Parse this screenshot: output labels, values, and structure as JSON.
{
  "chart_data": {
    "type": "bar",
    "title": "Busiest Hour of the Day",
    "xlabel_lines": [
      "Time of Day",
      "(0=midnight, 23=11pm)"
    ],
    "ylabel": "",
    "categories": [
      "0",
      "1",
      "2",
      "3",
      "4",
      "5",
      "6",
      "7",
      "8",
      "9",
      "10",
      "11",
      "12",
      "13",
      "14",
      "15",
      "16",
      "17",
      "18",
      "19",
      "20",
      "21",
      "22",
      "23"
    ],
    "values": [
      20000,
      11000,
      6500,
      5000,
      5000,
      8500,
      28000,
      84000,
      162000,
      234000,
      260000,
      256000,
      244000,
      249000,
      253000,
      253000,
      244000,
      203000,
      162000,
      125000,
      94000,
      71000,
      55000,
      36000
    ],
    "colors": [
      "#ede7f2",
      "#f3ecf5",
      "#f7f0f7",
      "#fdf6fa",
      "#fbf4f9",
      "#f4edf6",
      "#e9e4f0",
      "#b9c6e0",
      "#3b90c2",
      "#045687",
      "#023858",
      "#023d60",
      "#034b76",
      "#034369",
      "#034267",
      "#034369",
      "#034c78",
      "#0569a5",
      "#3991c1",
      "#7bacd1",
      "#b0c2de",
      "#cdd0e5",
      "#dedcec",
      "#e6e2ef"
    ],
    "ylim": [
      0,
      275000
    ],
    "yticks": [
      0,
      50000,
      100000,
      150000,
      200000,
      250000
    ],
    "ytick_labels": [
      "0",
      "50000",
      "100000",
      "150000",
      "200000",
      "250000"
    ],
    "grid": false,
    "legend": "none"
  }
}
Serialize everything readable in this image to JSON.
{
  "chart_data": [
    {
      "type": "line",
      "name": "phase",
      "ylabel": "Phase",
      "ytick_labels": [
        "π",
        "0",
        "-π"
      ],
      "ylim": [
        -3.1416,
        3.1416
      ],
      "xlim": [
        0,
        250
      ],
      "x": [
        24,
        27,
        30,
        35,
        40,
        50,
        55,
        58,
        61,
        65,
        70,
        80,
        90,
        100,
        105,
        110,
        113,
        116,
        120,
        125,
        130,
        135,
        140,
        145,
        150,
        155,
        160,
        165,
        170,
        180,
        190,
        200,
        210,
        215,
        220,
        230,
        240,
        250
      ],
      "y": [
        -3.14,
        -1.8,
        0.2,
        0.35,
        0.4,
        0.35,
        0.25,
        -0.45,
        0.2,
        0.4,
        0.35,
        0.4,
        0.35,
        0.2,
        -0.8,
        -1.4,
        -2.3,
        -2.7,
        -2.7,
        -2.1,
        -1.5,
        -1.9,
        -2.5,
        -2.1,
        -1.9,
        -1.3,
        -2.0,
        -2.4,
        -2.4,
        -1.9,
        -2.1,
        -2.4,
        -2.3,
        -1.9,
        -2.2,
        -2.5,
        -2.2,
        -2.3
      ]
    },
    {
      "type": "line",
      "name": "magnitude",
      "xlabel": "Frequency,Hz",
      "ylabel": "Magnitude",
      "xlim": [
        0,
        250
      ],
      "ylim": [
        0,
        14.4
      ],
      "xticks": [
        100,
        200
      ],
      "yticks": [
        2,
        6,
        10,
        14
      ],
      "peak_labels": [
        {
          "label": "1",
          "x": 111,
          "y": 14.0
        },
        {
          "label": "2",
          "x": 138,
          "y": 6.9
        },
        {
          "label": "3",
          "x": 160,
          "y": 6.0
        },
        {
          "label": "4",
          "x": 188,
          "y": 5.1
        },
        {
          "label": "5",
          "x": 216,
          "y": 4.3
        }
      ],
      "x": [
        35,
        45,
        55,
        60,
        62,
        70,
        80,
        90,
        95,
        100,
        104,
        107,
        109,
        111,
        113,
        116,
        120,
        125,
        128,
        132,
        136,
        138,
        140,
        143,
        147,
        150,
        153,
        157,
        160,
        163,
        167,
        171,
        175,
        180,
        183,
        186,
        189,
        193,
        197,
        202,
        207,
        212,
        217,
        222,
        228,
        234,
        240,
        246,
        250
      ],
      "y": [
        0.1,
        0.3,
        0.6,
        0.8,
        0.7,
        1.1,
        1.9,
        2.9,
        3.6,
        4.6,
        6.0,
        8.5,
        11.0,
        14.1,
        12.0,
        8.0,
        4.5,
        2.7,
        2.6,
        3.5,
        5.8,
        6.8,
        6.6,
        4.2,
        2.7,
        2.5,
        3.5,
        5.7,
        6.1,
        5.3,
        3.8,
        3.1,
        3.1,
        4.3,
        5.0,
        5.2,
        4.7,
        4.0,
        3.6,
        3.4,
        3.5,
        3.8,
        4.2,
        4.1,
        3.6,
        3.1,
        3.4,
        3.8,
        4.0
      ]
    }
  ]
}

§ §

→ **Your task**: Copy every single line of the material above that holds "ylabel".

→ **The output**:
    "ylabel": "",
      "ylabel": "Phase",
      "ylabel": "Magnitude",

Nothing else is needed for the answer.